#### Given task
In the listing below, count each line containing "reference" and answer with the count only.

#### Data for the task

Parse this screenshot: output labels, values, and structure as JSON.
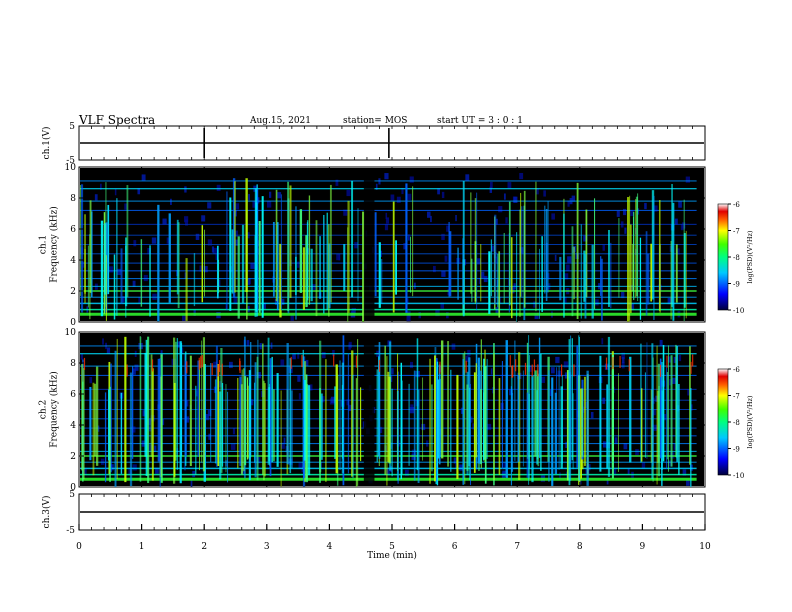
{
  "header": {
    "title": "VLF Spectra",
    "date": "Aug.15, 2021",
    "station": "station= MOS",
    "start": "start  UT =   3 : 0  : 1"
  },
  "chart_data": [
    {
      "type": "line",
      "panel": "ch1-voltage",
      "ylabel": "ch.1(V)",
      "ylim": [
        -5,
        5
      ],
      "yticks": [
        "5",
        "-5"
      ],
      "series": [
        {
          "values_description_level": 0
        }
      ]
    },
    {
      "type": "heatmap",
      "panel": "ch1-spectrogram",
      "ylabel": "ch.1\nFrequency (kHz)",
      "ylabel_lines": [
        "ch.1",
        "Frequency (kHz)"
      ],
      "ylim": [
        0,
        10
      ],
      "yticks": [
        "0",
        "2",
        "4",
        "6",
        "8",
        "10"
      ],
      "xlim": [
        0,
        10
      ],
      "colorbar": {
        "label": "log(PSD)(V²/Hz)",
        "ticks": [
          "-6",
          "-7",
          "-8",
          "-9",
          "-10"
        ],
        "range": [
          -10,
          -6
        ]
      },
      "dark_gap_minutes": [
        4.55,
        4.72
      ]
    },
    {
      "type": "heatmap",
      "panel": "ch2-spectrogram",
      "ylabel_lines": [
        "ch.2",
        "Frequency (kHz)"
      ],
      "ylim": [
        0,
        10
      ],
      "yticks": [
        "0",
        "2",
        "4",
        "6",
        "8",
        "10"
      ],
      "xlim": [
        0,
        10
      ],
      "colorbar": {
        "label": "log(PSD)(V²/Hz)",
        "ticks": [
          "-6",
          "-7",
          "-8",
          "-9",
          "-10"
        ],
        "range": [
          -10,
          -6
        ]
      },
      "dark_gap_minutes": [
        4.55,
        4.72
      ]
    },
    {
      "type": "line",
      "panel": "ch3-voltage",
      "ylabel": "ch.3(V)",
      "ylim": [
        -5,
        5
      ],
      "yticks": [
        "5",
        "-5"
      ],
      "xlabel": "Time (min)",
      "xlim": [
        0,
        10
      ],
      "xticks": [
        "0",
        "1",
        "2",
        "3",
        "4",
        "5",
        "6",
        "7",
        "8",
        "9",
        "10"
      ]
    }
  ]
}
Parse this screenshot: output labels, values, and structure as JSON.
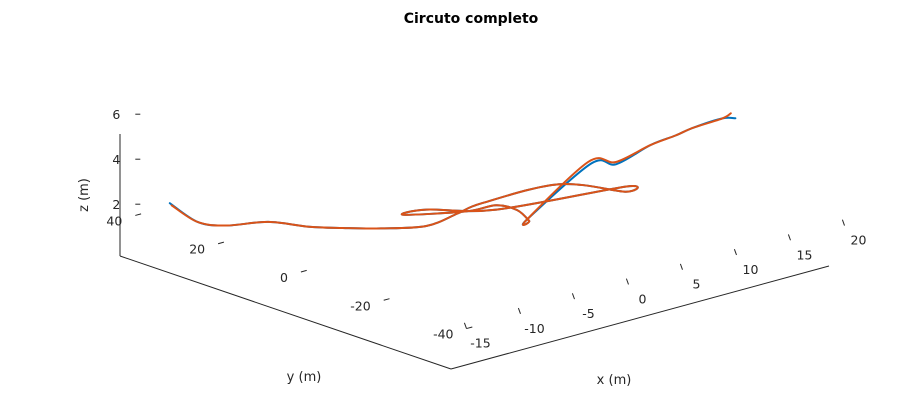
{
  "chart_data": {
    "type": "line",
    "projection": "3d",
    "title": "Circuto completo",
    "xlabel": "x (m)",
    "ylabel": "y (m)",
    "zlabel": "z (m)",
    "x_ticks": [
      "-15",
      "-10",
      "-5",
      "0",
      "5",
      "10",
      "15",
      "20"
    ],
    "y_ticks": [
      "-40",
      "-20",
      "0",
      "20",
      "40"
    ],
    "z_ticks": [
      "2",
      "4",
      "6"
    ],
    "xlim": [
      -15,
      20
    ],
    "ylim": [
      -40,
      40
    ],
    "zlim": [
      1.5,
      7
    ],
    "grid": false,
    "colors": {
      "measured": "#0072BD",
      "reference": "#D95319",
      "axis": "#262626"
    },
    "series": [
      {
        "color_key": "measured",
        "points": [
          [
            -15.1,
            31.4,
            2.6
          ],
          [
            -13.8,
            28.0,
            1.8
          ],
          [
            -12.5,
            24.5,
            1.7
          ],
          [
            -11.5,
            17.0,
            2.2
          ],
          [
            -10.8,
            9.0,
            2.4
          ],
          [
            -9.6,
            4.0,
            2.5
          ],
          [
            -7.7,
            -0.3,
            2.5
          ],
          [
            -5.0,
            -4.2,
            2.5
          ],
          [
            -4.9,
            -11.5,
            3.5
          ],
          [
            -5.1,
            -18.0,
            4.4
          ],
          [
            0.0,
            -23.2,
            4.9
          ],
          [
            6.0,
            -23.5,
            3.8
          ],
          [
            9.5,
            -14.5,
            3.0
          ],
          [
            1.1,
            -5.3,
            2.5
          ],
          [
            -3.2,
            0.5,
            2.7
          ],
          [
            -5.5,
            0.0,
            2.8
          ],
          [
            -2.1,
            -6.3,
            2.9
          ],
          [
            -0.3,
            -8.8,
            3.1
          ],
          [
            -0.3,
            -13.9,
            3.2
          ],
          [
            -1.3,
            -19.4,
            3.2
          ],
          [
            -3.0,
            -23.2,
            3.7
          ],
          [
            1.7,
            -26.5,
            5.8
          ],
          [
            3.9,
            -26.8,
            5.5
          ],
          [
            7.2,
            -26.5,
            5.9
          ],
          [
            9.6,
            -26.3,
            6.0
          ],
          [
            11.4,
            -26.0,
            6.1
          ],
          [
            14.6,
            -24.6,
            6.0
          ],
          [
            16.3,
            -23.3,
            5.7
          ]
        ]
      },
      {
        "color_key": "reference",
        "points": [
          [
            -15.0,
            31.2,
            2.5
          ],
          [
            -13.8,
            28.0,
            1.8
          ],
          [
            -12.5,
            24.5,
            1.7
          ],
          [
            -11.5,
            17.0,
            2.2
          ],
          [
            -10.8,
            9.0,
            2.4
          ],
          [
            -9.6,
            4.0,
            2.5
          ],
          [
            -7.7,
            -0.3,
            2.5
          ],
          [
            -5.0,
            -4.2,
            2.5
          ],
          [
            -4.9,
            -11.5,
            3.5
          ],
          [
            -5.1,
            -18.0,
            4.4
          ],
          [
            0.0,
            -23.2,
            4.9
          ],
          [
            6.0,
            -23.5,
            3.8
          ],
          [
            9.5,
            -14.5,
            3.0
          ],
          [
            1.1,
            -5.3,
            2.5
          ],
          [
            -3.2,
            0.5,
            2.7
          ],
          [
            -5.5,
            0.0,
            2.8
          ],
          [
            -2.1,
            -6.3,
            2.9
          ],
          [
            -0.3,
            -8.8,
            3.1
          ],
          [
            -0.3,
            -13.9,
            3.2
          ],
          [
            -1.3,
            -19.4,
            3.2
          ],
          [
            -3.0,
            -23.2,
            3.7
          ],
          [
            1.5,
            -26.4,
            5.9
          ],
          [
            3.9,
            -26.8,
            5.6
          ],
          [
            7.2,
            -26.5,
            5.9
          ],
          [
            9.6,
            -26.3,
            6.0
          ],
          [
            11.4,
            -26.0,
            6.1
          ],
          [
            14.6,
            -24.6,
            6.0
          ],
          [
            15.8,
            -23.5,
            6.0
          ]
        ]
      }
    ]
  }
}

---

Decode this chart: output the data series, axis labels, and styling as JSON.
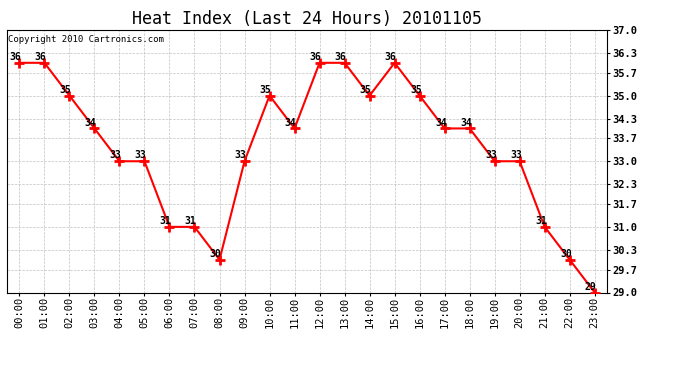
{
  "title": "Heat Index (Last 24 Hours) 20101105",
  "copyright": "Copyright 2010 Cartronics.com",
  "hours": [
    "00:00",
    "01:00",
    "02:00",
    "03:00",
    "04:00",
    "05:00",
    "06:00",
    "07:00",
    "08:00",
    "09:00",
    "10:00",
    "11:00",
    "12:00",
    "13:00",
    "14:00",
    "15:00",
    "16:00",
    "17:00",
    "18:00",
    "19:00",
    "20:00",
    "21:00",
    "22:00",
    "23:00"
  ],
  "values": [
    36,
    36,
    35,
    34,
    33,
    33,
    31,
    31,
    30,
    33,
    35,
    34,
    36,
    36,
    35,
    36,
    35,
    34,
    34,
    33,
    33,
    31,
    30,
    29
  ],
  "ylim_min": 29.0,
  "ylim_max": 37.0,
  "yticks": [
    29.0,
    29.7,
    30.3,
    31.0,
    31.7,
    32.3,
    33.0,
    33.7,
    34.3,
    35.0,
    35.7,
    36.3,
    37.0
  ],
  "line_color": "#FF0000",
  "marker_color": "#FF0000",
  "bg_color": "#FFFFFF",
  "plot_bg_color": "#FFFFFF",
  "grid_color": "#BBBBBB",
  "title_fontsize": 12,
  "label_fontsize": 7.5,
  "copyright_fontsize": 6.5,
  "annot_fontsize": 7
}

#### Worked answer
2